Transcribe each line exactly.

___ STORED RECORDS

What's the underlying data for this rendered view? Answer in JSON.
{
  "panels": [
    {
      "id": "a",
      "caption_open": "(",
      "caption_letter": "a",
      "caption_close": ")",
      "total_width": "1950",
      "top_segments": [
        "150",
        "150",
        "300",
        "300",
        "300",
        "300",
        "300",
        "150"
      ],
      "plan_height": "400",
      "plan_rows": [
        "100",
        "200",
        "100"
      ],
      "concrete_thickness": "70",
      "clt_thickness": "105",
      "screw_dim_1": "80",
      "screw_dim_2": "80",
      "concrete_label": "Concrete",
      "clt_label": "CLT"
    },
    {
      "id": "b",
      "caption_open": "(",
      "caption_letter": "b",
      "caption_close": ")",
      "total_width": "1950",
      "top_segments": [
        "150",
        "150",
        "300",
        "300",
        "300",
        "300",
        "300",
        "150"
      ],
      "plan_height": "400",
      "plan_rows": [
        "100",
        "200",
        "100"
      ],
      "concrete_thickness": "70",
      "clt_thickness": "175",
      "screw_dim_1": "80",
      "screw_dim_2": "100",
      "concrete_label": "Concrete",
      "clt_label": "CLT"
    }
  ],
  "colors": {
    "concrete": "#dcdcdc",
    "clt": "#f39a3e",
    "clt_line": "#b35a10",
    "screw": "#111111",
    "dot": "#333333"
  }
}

______

### ANSWER FOR THE TASK
What's the underlying data for this rendered view? Answer in JSON.
{
  "panels": [
    {
      "id": "a",
      "caption_open": "(",
      "caption_letter": "a",
      "caption_close": ")",
      "total_width": "1950",
      "top_segments": [
        "150",
        "150",
        "300",
        "300",
        "300",
        "300",
        "300",
        "150"
      ],
      "plan_height": "400",
      "plan_rows": [
        "100",
        "200",
        "100"
      ],
      "concrete_thickness": "70",
      "clt_thickness": "105",
      "screw_dim_1": "80",
      "screw_dim_2": "80",
      "concrete_label": "Concrete",
      "clt_label": "CLT"
    },
    {
      "id": "b",
      "caption_open": "(",
      "caption_letter": "b",
      "caption_close": ")",
      "total_width": "1950",
      "top_segments": [
        "150",
        "150",
        "300",
        "300",
        "300",
        "300",
        "300",
        "150"
      ],
      "plan_height": "400",
      "plan_rows": [
        "100",
        "200",
        "100"
      ],
      "concrete_thickness": "70",
      "clt_thickness": "175",
      "screw_dim_1": "80",
      "screw_dim_2": "100",
      "concrete_label": "Concrete",
      "clt_label": "CLT"
    }
  ],
  "colors": {
    "concrete": "#dcdcdc",
    "clt": "#f39a3e",
    "clt_line": "#b35a10",
    "screw": "#111111",
    "dot": "#333333"
  }
}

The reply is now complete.